** BEGIN MATERIAL FOR THIS TASK **

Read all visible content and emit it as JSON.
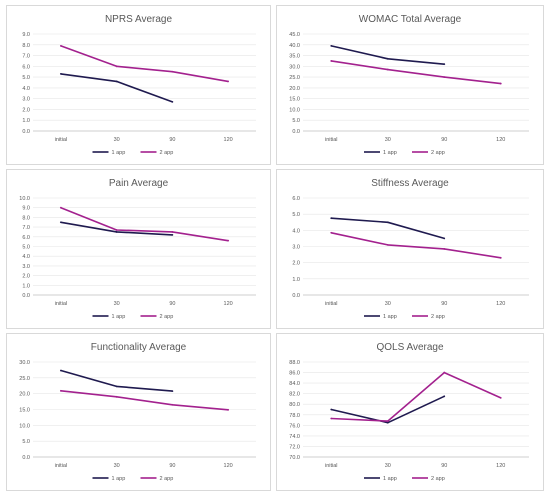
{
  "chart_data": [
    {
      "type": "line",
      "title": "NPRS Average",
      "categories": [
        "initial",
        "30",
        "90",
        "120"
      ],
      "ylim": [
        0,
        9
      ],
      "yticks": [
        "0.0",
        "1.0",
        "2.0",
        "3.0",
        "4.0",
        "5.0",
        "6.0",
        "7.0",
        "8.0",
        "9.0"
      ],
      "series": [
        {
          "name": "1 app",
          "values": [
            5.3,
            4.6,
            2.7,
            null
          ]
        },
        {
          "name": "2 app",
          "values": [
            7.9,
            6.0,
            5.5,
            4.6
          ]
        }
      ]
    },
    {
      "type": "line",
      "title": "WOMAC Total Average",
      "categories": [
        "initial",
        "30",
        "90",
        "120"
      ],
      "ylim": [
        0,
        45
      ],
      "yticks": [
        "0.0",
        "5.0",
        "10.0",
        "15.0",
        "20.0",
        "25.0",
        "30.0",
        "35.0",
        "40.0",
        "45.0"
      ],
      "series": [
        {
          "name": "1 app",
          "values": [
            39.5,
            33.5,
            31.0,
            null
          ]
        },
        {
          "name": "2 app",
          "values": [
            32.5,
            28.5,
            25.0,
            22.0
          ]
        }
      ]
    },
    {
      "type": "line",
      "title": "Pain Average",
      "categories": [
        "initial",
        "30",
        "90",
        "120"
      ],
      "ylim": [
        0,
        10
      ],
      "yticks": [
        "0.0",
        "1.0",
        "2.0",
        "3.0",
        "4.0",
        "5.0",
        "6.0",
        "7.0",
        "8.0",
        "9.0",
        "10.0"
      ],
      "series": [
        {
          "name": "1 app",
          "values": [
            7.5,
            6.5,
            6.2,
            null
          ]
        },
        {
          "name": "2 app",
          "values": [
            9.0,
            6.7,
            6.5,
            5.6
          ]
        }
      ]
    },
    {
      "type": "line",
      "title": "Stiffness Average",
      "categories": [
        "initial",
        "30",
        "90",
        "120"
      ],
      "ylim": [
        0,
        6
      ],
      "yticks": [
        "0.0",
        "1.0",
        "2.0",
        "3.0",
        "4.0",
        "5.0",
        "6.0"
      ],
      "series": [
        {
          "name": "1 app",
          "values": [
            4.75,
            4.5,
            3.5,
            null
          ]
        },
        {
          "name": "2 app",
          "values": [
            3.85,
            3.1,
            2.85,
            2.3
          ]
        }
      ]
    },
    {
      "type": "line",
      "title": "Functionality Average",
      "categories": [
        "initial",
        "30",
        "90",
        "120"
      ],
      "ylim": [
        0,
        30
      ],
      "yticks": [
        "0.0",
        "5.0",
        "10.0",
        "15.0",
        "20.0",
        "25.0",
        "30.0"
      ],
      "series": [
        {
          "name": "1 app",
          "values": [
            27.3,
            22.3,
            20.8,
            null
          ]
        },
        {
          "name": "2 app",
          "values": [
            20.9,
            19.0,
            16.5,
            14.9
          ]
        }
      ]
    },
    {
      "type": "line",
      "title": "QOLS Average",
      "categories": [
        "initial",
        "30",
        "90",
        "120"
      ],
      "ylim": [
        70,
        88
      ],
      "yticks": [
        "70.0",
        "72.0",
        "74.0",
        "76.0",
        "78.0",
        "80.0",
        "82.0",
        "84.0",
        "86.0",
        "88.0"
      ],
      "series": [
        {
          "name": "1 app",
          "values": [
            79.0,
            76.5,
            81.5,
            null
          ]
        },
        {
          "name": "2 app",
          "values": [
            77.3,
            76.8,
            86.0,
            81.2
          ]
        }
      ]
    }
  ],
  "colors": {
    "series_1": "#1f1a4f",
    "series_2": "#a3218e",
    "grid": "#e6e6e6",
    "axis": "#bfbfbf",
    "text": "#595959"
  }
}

** END MATERIAL FOR THIS TASK **

### DIRECTIONS:
Reproduce the entries above word for word. Pictures stay out.

### TASK RESULT:
Read all visible content and emit it as JSON.
{
  "chart_data": [
    {
      "type": "line",
      "title": "NPRS Average",
      "categories": [
        "initial",
        "30",
        "90",
        "120"
      ],
      "ylim": [
        0,
        9
      ],
      "yticks": [
        "0.0",
        "1.0",
        "2.0",
        "3.0",
        "4.0",
        "5.0",
        "6.0",
        "7.0",
        "8.0",
        "9.0"
      ],
      "series": [
        {
          "name": "1 app",
          "values": [
            5.3,
            4.6,
            2.7,
            null
          ]
        },
        {
          "name": "2 app",
          "values": [
            7.9,
            6.0,
            5.5,
            4.6
          ]
        }
      ]
    },
    {
      "type": "line",
      "title": "WOMAC Total Average",
      "categories": [
        "initial",
        "30",
        "90",
        "120"
      ],
      "ylim": [
        0,
        45
      ],
      "yticks": [
        "0.0",
        "5.0",
        "10.0",
        "15.0",
        "20.0",
        "25.0",
        "30.0",
        "35.0",
        "40.0",
        "45.0"
      ],
      "series": [
        {
          "name": "1 app",
          "values": [
            39.5,
            33.5,
            31.0,
            null
          ]
        },
        {
          "name": "2 app",
          "values": [
            32.5,
            28.5,
            25.0,
            22.0
          ]
        }
      ]
    },
    {
      "type": "line",
      "title": "Pain Average",
      "categories": [
        "initial",
        "30",
        "90",
        "120"
      ],
      "ylim": [
        0,
        10
      ],
      "yticks": [
        "0.0",
        "1.0",
        "2.0",
        "3.0",
        "4.0",
        "5.0",
        "6.0",
        "7.0",
        "8.0",
        "9.0",
        "10.0"
      ],
      "series": [
        {
          "name": "1 app",
          "values": [
            7.5,
            6.5,
            6.2,
            null
          ]
        },
        {
          "name": "2 app",
          "values": [
            9.0,
            6.7,
            6.5,
            5.6
          ]
        }
      ]
    },
    {
      "type": "line",
      "title": "Stiffness Average",
      "categories": [
        "initial",
        "30",
        "90",
        "120"
      ],
      "ylim": [
        0,
        6
      ],
      "yticks": [
        "0.0",
        "1.0",
        "2.0",
        "3.0",
        "4.0",
        "5.0",
        "6.0"
      ],
      "series": [
        {
          "name": "1 app",
          "values": [
            4.75,
            4.5,
            3.5,
            null
          ]
        },
        {
          "name": "2 app",
          "values": [
            3.85,
            3.1,
            2.85,
            2.3
          ]
        }
      ]
    },
    {
      "type": "line",
      "title": "Functionality Average",
      "categories": [
        "initial",
        "30",
        "90",
        "120"
      ],
      "ylim": [
        0,
        30
      ],
      "yticks": [
        "0.0",
        "5.0",
        "10.0",
        "15.0",
        "20.0",
        "25.0",
        "30.0"
      ],
      "series": [
        {
          "name": "1 app",
          "values": [
            27.3,
            22.3,
            20.8,
            null
          ]
        },
        {
          "name": "2 app",
          "values": [
            20.9,
            19.0,
            16.5,
            14.9
          ]
        }
      ]
    },
    {
      "type": "line",
      "title": "QOLS Average",
      "categories": [
        "initial",
        "30",
        "90",
        "120"
      ],
      "ylim": [
        70,
        88
      ],
      "yticks": [
        "70.0",
        "72.0",
        "74.0",
        "76.0",
        "78.0",
        "80.0",
        "82.0",
        "84.0",
        "86.0",
        "88.0"
      ],
      "series": [
        {
          "name": "1 app",
          "values": [
            79.0,
            76.5,
            81.5,
            null
          ]
        },
        {
          "name": "2 app",
          "values": [
            77.3,
            76.8,
            86.0,
            81.2
          ]
        }
      ]
    }
  ],
  "colors": {
    "series_1": "#1f1a4f",
    "series_2": "#a3218e",
    "grid": "#e6e6e6",
    "axis": "#bfbfbf",
    "text": "#595959"
  }
}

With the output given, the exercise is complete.